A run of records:
****************************************
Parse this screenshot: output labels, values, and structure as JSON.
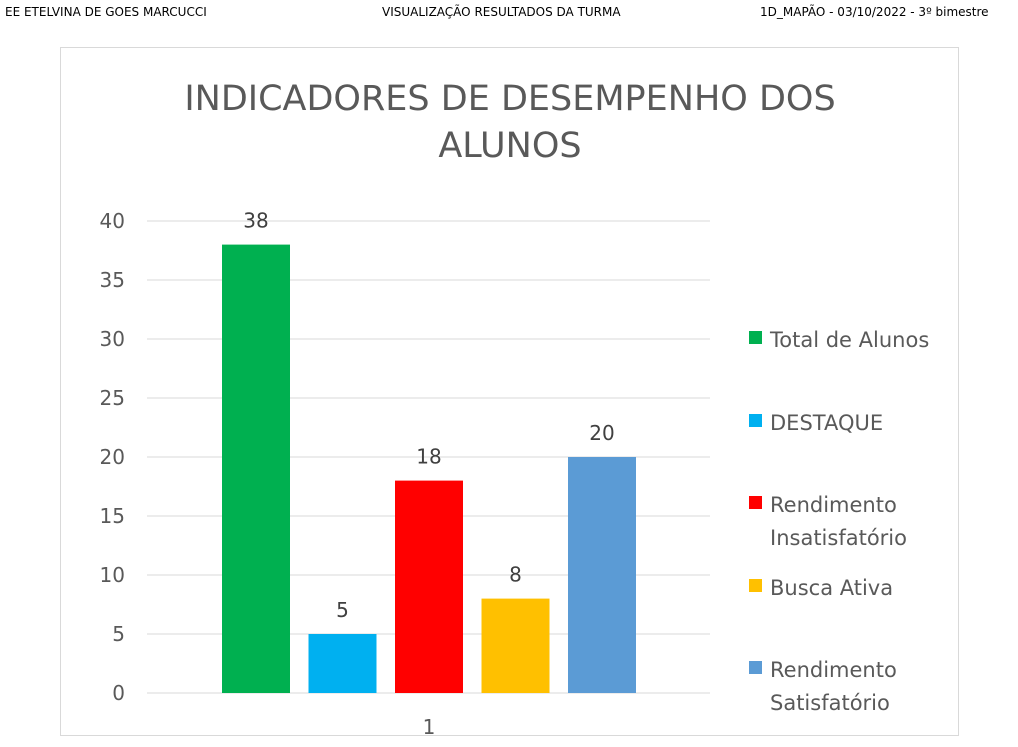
{
  "header": {
    "school": "EE ETELVINA DE GOES MARCUCCI",
    "view": "VISUALIZAÇÃO  RESULTADOS DA TURMA",
    "info": "1D_MAPÃO - 03/10/2022 - 3º bimestre"
  },
  "chart_data": {
    "type": "bar",
    "title_lines": [
      "INDICADORES DE DESEMPENHO DOS",
      "ALUNOS"
    ],
    "categories": [
      "1"
    ],
    "series": [
      {
        "name": "Total de Alunos",
        "name_lines": [
          "Total de Alunos"
        ],
        "values": [
          38
        ],
        "color": "#00b050"
      },
      {
        "name": "DESTAQUE",
        "name_lines": [
          "DESTAQUE"
        ],
        "values": [
          5
        ],
        "color": "#00b0f0"
      },
      {
        "name": "Rendimento Insatisfatório",
        "name_lines": [
          "Rendimento",
          "Insatisfatório"
        ],
        "values": [
          18
        ],
        "color": "#ff0000"
      },
      {
        "name": "Busca Ativa",
        "name_lines": [
          "Busca Ativa"
        ],
        "values": [
          8
        ],
        "color": "#ffc000"
      },
      {
        "name": "Rendimento Satisfatório",
        "name_lines": [
          "Rendimento",
          "Satisfatório"
        ],
        "values": [
          20
        ],
        "color": "#5b9bd5"
      }
    ],
    "yticks": [
      0,
      5,
      10,
      15,
      20,
      25,
      30,
      35,
      40
    ],
    "ylim": [
      0,
      40
    ],
    "grid": true,
    "legend_position": "right",
    "data_labels": true
  }
}
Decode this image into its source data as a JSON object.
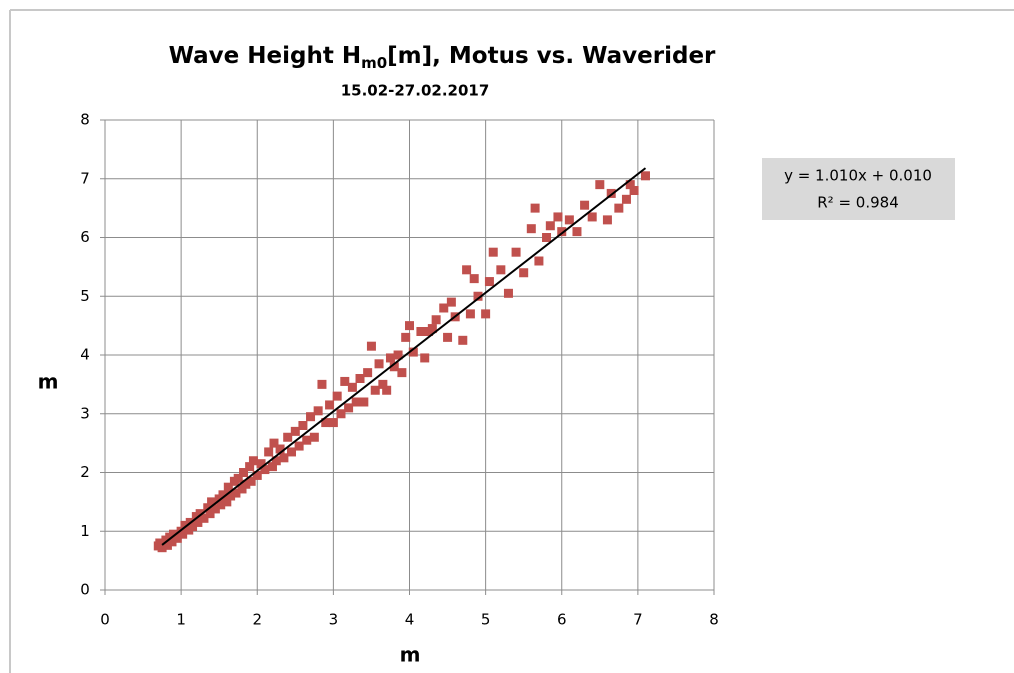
{
  "chart_data": {
    "type": "scatter",
    "title": {
      "main": "Wave Height H",
      "sub": "m0",
      "rest": "[m], Motus vs. Waverider"
    },
    "subtitle": "15.02-27.02.2017",
    "x_label": "m",
    "y_label": "m",
    "color": "#c0504d",
    "marker": "square",
    "grid": true,
    "xlim": [
      0,
      8
    ],
    "ylim": [
      0,
      8
    ],
    "xticks": [
      0,
      1,
      2,
      3,
      4,
      5,
      6,
      7,
      8
    ],
    "yticks": [
      0,
      1,
      2,
      3,
      4,
      5,
      6,
      7,
      8
    ],
    "x": [
      0.7,
      0.72,
      0.75,
      0.78,
      0.8,
      0.82,
      0.85,
      0.88,
      0.9,
      0.95,
      1.0,
      1.02,
      1.05,
      1.1,
      1.12,
      1.15,
      1.2,
      1.22,
      1.25,
      1.3,
      1.35,
      1.38,
      1.4,
      1.45,
      1.5,
      1.52,
      1.55,
      1.6,
      1.62,
      1.65,
      1.7,
      1.72,
      1.75,
      1.8,
      1.82,
      1.85,
      1.9,
      1.92,
      1.95,
      2.0,
      2.05,
      2.1,
      2.15,
      2.2,
      2.22,
      2.25,
      2.3,
      2.35,
      2.4,
      2.45,
      2.5,
      2.55,
      2.6,
      2.65,
      2.7,
      2.75,
      2.8,
      2.85,
      2.9,
      2.95,
      3.0,
      3.05,
      3.1,
      3.15,
      3.2,
      3.25,
      3.3,
      3.35,
      3.4,
      3.45,
      3.5,
      3.55,
      3.6,
      3.65,
      3.7,
      3.75,
      3.8,
      3.85,
      3.9,
      3.95,
      4.0,
      4.05,
      4.15,
      4.2,
      4.25,
      4.3,
      4.35,
      4.45,
      4.5,
      4.55,
      4.6,
      4.7,
      4.75,
      4.8,
      4.85,
      4.9,
      5.0,
      5.05,
      5.1,
      5.2,
      5.3,
      5.4,
      5.5,
      5.6,
      5.65,
      5.7,
      5.8,
      5.85,
      5.95,
      6.0,
      6.1,
      6.2,
      6.3,
      6.4,
      6.5,
      6.6,
      6.65,
      6.75,
      6.85,
      6.9,
      6.95,
      7.1
    ],
    "values": [
      0.75,
      0.8,
      0.72,
      0.78,
      0.85,
      0.76,
      0.9,
      0.82,
      0.95,
      0.88,
      1.0,
      0.95,
      1.1,
      1.02,
      1.15,
      1.08,
      1.25,
      1.15,
      1.3,
      1.22,
      1.4,
      1.3,
      1.5,
      1.38,
      1.55,
      1.45,
      1.62,
      1.5,
      1.75,
      1.6,
      1.85,
      1.65,
      1.9,
      1.72,
      2.0,
      1.8,
      2.1,
      1.85,
      2.2,
      1.95,
      2.15,
      2.05,
      2.35,
      2.1,
      2.5,
      2.2,
      2.4,
      2.25,
      2.6,
      2.35,
      2.7,
      2.45,
      2.8,
      2.55,
      2.95,
      2.6,
      3.05,
      3.5,
      2.85,
      3.15,
      2.85,
      3.3,
      3.0,
      3.55,
      3.1,
      3.45,
      3.2,
      3.6,
      3.2,
      3.7,
      4.15,
      3.4,
      3.85,
      3.5,
      3.4,
      3.95,
      3.8,
      4.0,
      3.7,
      4.3,
      4.5,
      4.05,
      4.4,
      3.95,
      4.4,
      4.45,
      4.6,
      4.8,
      4.3,
      4.9,
      4.65,
      4.25,
      5.45,
      4.7,
      5.3,
      5.0,
      4.7,
      5.25,
      5.75,
      5.45,
      5.05,
      5.75,
      5.4,
      6.15,
      6.5,
      5.6,
      6.0,
      6.2,
      6.35,
      6.1,
      6.3,
      6.1,
      6.55,
      6.35,
      6.9,
      6.3,
      6.75,
      6.5,
      6.65,
      6.9,
      6.8,
      7.05
    ],
    "trendline": {
      "x": [
        0.75,
        7.1
      ],
      "y": [
        0.7675,
        7.181
      ],
      "color": "#000000",
      "label": "y = 1.010x + 0.010",
      "r2_label": "R² = 0.984"
    }
  }
}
****************************************
◆ **What to work on**
Out of the material above, select every line that holds the string "this".

◆ **The response**
Parse this screenshot: output labels, values, and structure as JSON.
Decode this image into its source data as a JSON object.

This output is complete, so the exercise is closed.